Make an exact copy of the entries below with the pictures removed.

━━━━━ Given information ━━━━━

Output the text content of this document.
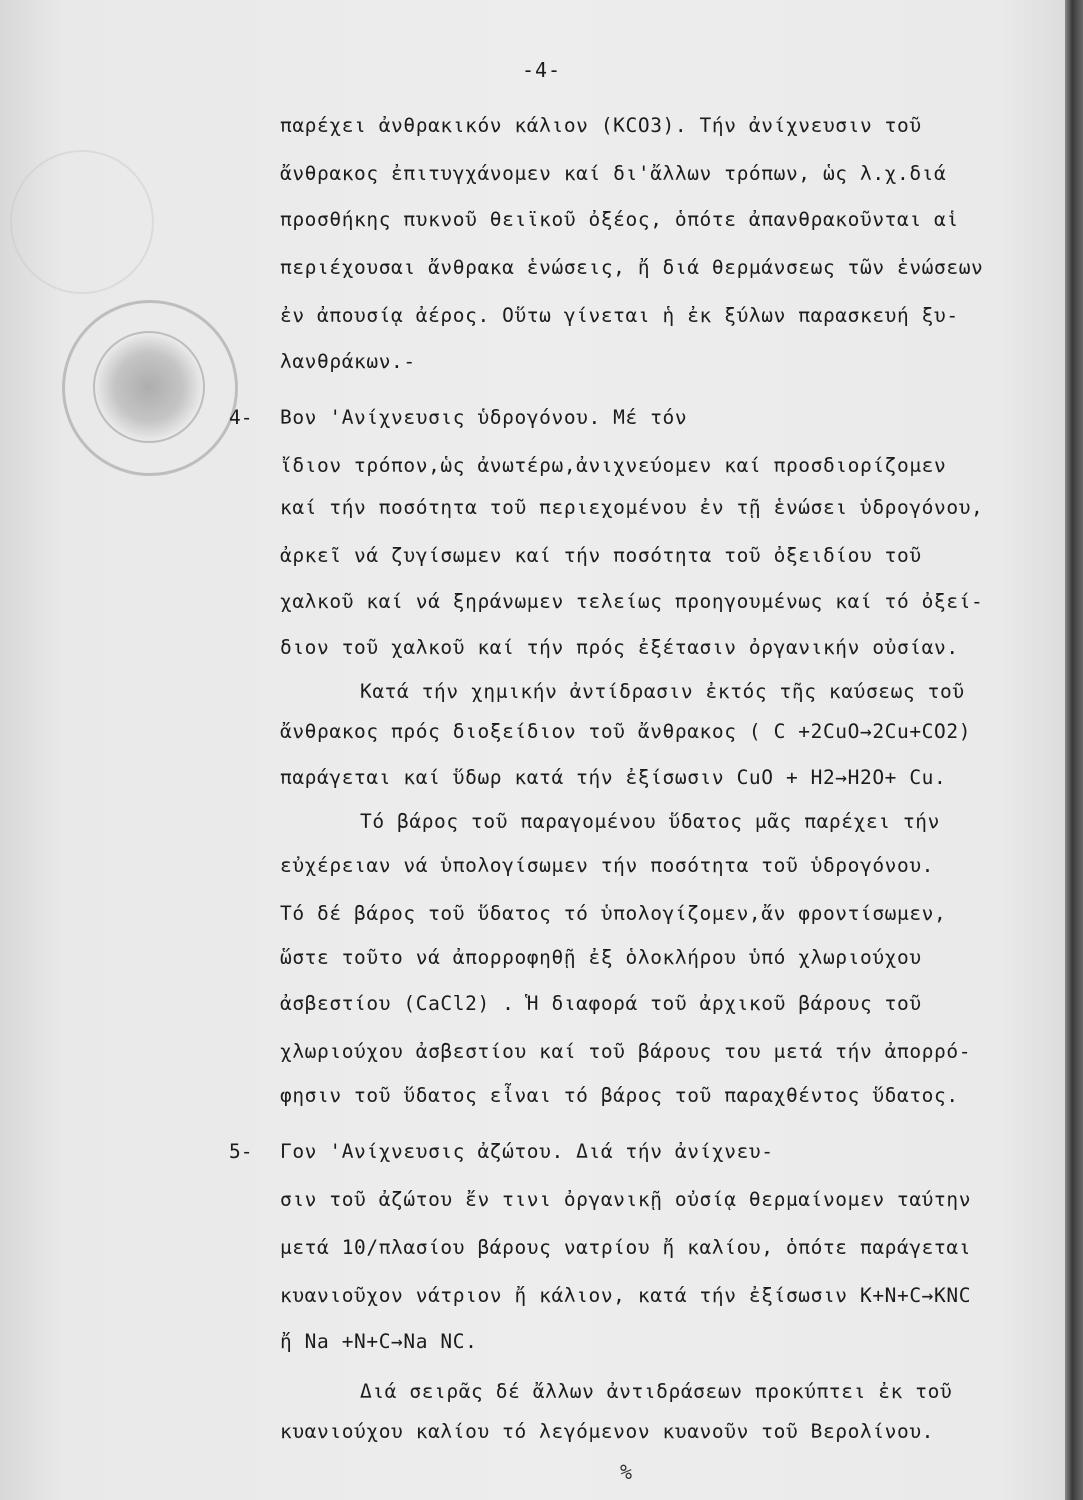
-4-
παρέχει ἀνθρακικόν κάλιον (ΚCO3). Τήν ἀνίχνευσιν τοῦ
ἄνθρακος ἐπιτυγχάνομεν καί δι'ἄλλων τρόπων, ὡς λ.χ.διά
προσθήκης πυκνοῦ θειϊκοῦ ὀξέος, ὁπότε ἀπανθρακοῦνται αἱ
περιέχουσαι ἄνθρακα ἑνώσεις, ἤ διά θερμάνσεως τῶν ἑνώσεων
ἐν ἀπουσίᾳ ἀέρος. Οὕτω γίνεται ἡ ἐκ ξύλων παρασκευή ξυ-
λανθράκων.-
4- Βον 'Ανίχνευσις ὑδρογόνου. Μέ τόν
ἴδιον τρόπον,ὡς ἀνωτέρω,ἀνιχνεύομεν καί προσδιορίζομεν
καί τήν ποσότητα τοῦ περιεχομένου ἐν τῇ ἑνώσει ὑδρογόνου,
ἀρκεῖ νά ζυγίσωμεν καί τήν ποσότητα τοῦ ὀξειδίου τοῦ
χαλκοῦ καί νά ξηράνωμεν τελείως προηγουμένως καί τό ὀξεί-
διον τοῦ χαλκοῦ καί τήν πρός ἐξέτασιν ὀργανικήν οὐσίαν.
Κατά τήν χημικήν ἀντίδρασιν ἐκτός τῆς καύσεως τοῦ
ἄνθρακος πρός διοξείδιον τοῦ ἄνθρακος ( C +2CuO→2Cu+CO2)
παράγεται καί ὕδωρ κατά τήν ἐξίσωσιν CuO + H2→H2O+ Cu.
Τό βάρος τοῦ παραγομένου ὕδατος μᾶς παρέχει τήν
εὐχέρειαν νά ὑπολογίσωμεν τήν ποσότητα τοῦ ὑδρογόνου.
Τό δέ βάρος τοῦ ὕδατος τό ὑπολογίζομεν,ἄν φροντίσωμεν,
ὥστε τοῦτο νά ἀπορροφηθῇ ἐξ ὁλοκλήρου ὑπό χλωριούχου
ἀσβεστίου (CaCl2) . Ἡ διαφορά τοῦ ἀρχικοῦ βάρους τοῦ
χλωριούχου ἀσβεστίου καί τοῦ βάρους του μετά τήν ἀπορρό-
φησιν τοῦ ὕδατος εἶναι τό βάρος τοῦ παραχθέντος ὕδατος.
5- Γον 'Ανίχνευσις ἀζώτου. Διά τήν ἀνίχνευ-
σιν τοῦ ἀζώτου ἔν τινι ὀργανικῇ οὐσίᾳ θερμαίνομεν ταύτην
μετά 10/πλασίου βάρους νατρίου ἤ καλίου, ὁπότε παράγεται
κυανιοῦχον νάτριον ἤ κάλιον, κατά τήν ἐξίσωσιν K+N+C→KNC
ἤ Na +N+C→Na NC.
Διά σειρᾶς δέ ἄλλων ἀντιδράσεων προκύπτει ἐκ τοῦ
κυανιούχου καλίου τό λεγόμενον κυανοῦν τοῦ Βερολίνου.
%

━━━━━

__Exercise solution__:
Output the text content of this document.
-4-
παρέχει ἀνθρακικόν κάλιον (ΚCO3). Τήν ἀνίχνευσιν τοῦ
ἄνθρακος ἐπιτυγχάνομεν καί δι'ἄλλων τρόπων, ὡς λ.χ.διά
προσθήκης πυκνοῦ θειϊκοῦ ὀξέος, ὁπότε ἀπανθρακοῦνται αἱ
περιέχουσαι ἄνθρακα ἑνώσεις, ἤ διά θερμάνσεως τῶν ἑνώσεων
ἐν ἀπουσίᾳ ἀέρος. Οὕτω γίνεται ἡ ἐκ ξύλων παρασκευή ξυ-
λανθράκων.-
4- Βον 'Ανίχνευσις ὑδρογόνου. Μέ τόν
ἴδιον τρόπον,ὡς ἀνωτέρω,ἀνιχνεύομεν καί προσδιορίζομεν
καί τήν ποσότητα τοῦ περιεχομένου ἐν τῇ ἑνώσει ὑδρογόνου,
ἀρκεῖ νά ζυγίσωμεν καί τήν ποσότητα τοῦ ὀξειδίου τοῦ
χαλκοῦ καί νά ξηράνωμεν τελείως προηγουμένως καί τό ὀξεί-
διον τοῦ χαλκοῦ καί τήν πρός ἐξέτασιν ὀργανικήν οὐσίαν.
Κατά τήν χημικήν ἀντίδρασιν ἐκτός τῆς καύσεως τοῦ
ἄνθρακος πρός διοξείδιον τοῦ ἄνθρακος ( C +2CuO→2Cu+CO2)
παράγεται καί ὕδωρ κατά τήν ἐξίσωσιν CuO + H2→H2O+ Cu.
Τό βάρος τοῦ παραγομένου ὕδατος μᾶς παρέχει τήν
εὐχέρειαν νά ὑπολογίσωμεν τήν ποσότητα τοῦ ὑδρογόνου.
Τό δέ βάρος τοῦ ὕδατος τό ὑπολογίζομεν,ἄν φροντίσωμεν,
ὥστε τοῦτο νά ἀπορροφηθῇ ἐξ ὁλοκλήρου ὑπό χλωριούχου
ἀσβεστίου (CaCl2) . Ἡ διαφορά τοῦ ἀρχικοῦ βάρους τοῦ
χλωριούχου ἀσβεστίου καί τοῦ βάρους του μετά τήν ἀπορρό-
φησιν τοῦ ὕδατος εἶναι τό βάρος τοῦ παραχθέντος ὕδατος.
5- Γον 'Ανίχνευσις ἀζώτου. Διά τήν ἀνίχνευ-
σιν τοῦ ἀζώτου ἔν τινι ὀργανικῇ οὐσίᾳ θερμαίνομεν ταύτην
μετά 10/πλασίου βάρους νατρίου ἤ καλίου, ὁπότε παράγεται
κυανιοῦχον νάτριον ἤ κάλιον, κατά τήν ἐξίσωσιν K+N+C→KNC
ἤ Na +N+C→Na NC.
Διά σειρᾶς δέ ἄλλων ἀντιδράσεων προκύπτει ἐκ τοῦ
κυανιούχου καλίου τό λεγόμενον κυανοῦν τοῦ Βερολίνου.
%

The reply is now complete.